TASK OBJECTIVE: Print every record below exactly, minus the pictures.

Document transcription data

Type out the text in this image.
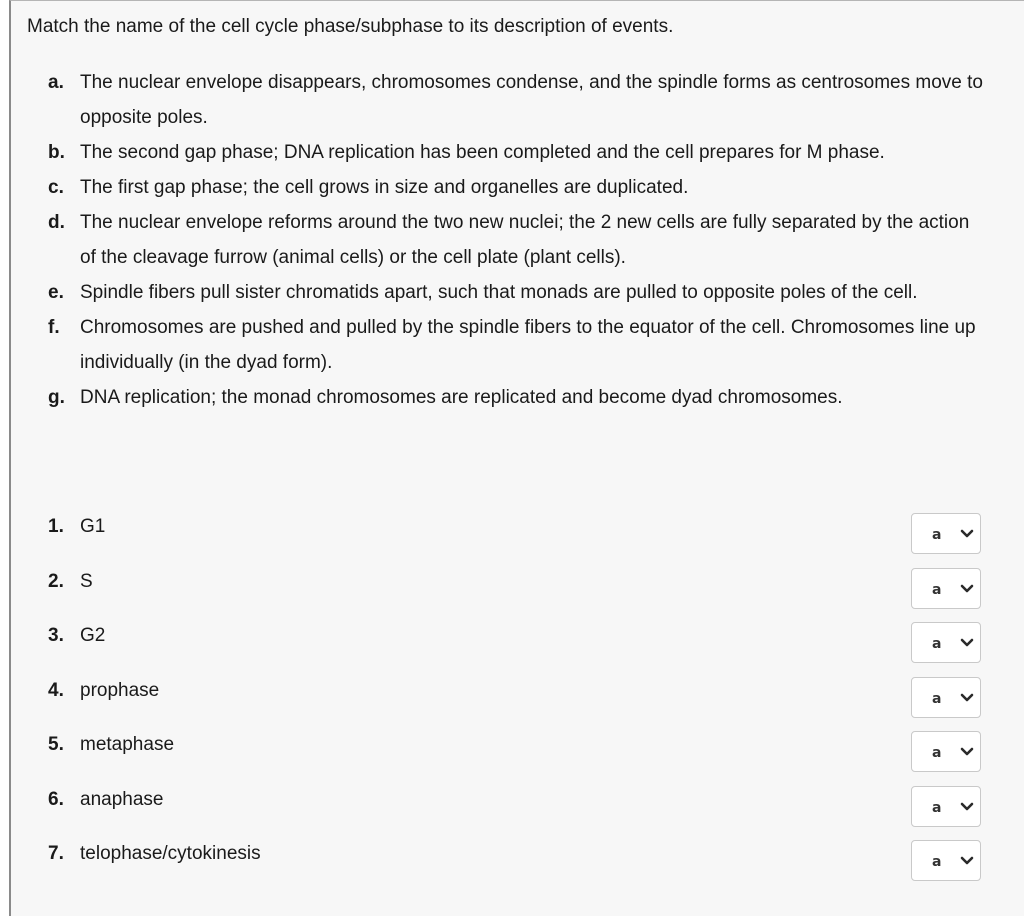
Match the name of the cell cycle phase/subphase to its description of events.
a. The nuclear envelope disappears, chromosomes condense, and the spindle forms as centrosomes move to opposite poles.
b. The second gap phase; DNA replication has been completed and the cell prepares for M phase.
c. The first gap phase; the cell grows in size and organelles are duplicated.
d. The nuclear envelope reforms around the two new nuclei; the 2 new cells are fully separated by the action of the cleavage furrow (animal cells) or the cell plate (plant cells).
e. Spindle fibers pull sister chromatids apart, such that monads are pulled to opposite poles of the cell.
f.	Chromosomes are pushed and pulled by the spindle fibers to the equator of the cell. Chromosomes line up individually (in the dyad form).
g. DNA replication; the monad chromosomes are replicated and become dyad chromosomes.
1. G1	a
2. S	a
3. G2	a
4. prophase	a
5. metaphase	a
6. anaphase	a
7. telophase/cytokinesis	a
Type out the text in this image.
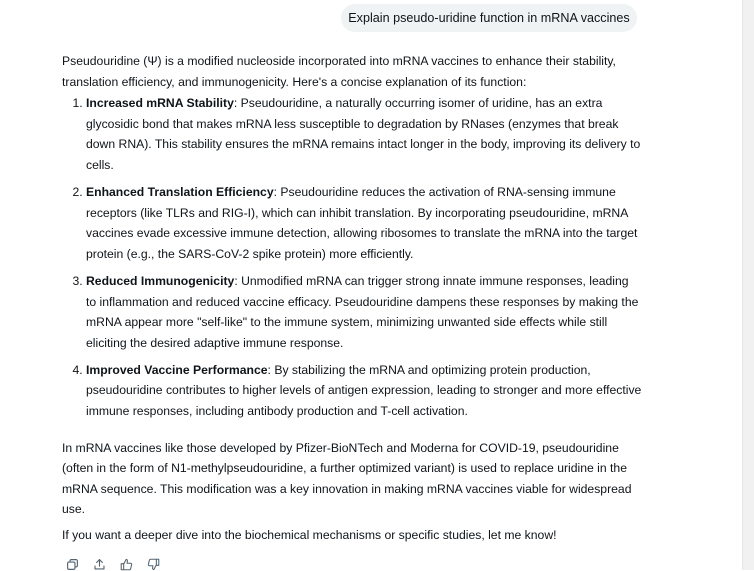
Explain pseudo-uridine function in mRNA vaccines

Pseudouridine (Ψ) is a modified nucleoside incorporated into mRNA vaccines to enhance their stability, translation efficiency, and immunogenicity. Here's a concise explanation of its function:

1. Increased mRNA Stability: Pseudouridine, a naturally occurring isomer of uridine, has an extra glycosidic bond that makes mRNA less susceptible to degradation by RNases (enzymes that break down RNA). This stability ensures the mRNA remains intact longer in the body, improving its delivery to cells.
2. Enhanced Translation Efficiency: Pseudouridine reduces the activation of RNA-sensing immune receptors (like TLRs and RIG-I), which can inhibit translation. By incorporating pseudouridine, mRNA vaccines evade excessive immune detection, allowing ribosomes to translate the mRNA into the target protein (e.g., the SARS-CoV-2 spike protein) more efficiently.
3. Reduced Immunogenicity: Unmodified mRNA can trigger strong innate immune responses, leading to inflammation and reduced vaccine efficacy. Pseudouridine dampens these responses by making the mRNA appear more "self-like" to the immune system, minimizing unwanted side effects while still eliciting the desired adaptive immune response.
4. Improved Vaccine Performance: By stabilizing the mRNA and optimizing protein production, pseudouridine contributes to higher levels of antigen expression, leading to stronger and more effective immune responses, including antibody production and T-cell activation.

In mRNA vaccines like those developed by Pfizer-BioNTech and Moderna for COVID-19, pseudouridine (often in the form of N1-methylpseudouridine, a further optimized variant) is used to replace uridine in the mRNA sequence. This modification was a key innovation in making mRNA vaccines viable for widespread use.

If you want a deeper dive into the biochemical mechanisms or specific studies, let me know!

EXERCISE SOLUTION:
Type out the text in this image.
Match the name of the cell cycle phase/subphase to its description of events.
a. The nuclear envelope disappears, chromosomes condense, and the spindle forms as centrosomes move to opposite poles.
b. The second gap phase; DNA replication has been completed and the cell prepares for M phase.
c. The first gap phase; the cell grows in size and organelles are duplicated.
d. The nuclear envelope reforms around the two new nuclei; the 2 new cells are fully separated by the action of the cleavage furrow (animal cells) or the cell plate (plant cells).
e. Spindle fibers pull sister chromatids apart, such that monads are pulled to opposite poles of the cell.
f.	Chromosomes are pushed and pulled by the spindle fibers to the equator of the cell. Chromosomes line up individually (in the dyad form).
g. DNA replication; the monad chromosomes are replicated and become dyad chromosomes.
1. G1	a
2. S	a
3. G2	a
4. prophase	a
5. metaphase	a
6. anaphase	a
7. telophase/cytokinesis	a
Type out the text in this image.
Explain pseudo-uridine function in mRNA vaccines

Pseudouridine (Ψ) is a modified nucleoside incorporated into mRNA vaccines to enhance their stability, translation efficiency, and immunogenicity. Here's a concise explanation of its function:

1. Increased mRNA Stability: Pseudouridine, a naturally occurring isomer of uridine, has an extra glycosidic bond that makes mRNA less susceptible to degradation by RNases (enzymes that break down RNA). This stability ensures the mRNA remains intact longer in the body, improving its delivery to cells.
2. Enhanced Translation Efficiency: Pseudouridine reduces the activation of RNA-sensing immune receptors (like TLRs and RIG-I), which can inhibit translation. By incorporating pseudouridine, mRNA vaccines evade excessive immune detection, allowing ribosomes to translate the mRNA into the target protein (e.g., the SARS-CoV-2 spike protein) more efficiently.
3. Reduced Immunogenicity: Unmodified mRNA can trigger strong innate immune responses, leading to inflammation and reduced vaccine efficacy. Pseudouridine dampens these responses by making the mRNA appear more "self-like" to the immune system, minimizing unwanted side effects while still eliciting the desired adaptive immune response.
4. Improved Vaccine Performance: By stabilizing the mRNA and optimizing protein production, pseudouridine contributes to higher levels of antigen expression, leading to stronger and more effective immune responses, including antibody production and T-cell activation.

In mRNA vaccines like those developed by Pfizer-BioNTech and Moderna for COVID-19, pseudouridine (often in the form of N1-methylpseudouridine, a further optimized variant) is used to replace uridine in the mRNA sequence. This modification was a key innovation in making mRNA vaccines viable for widespread use.

If you want a deeper dive into the biochemical mechanisms or specific studies, let me know!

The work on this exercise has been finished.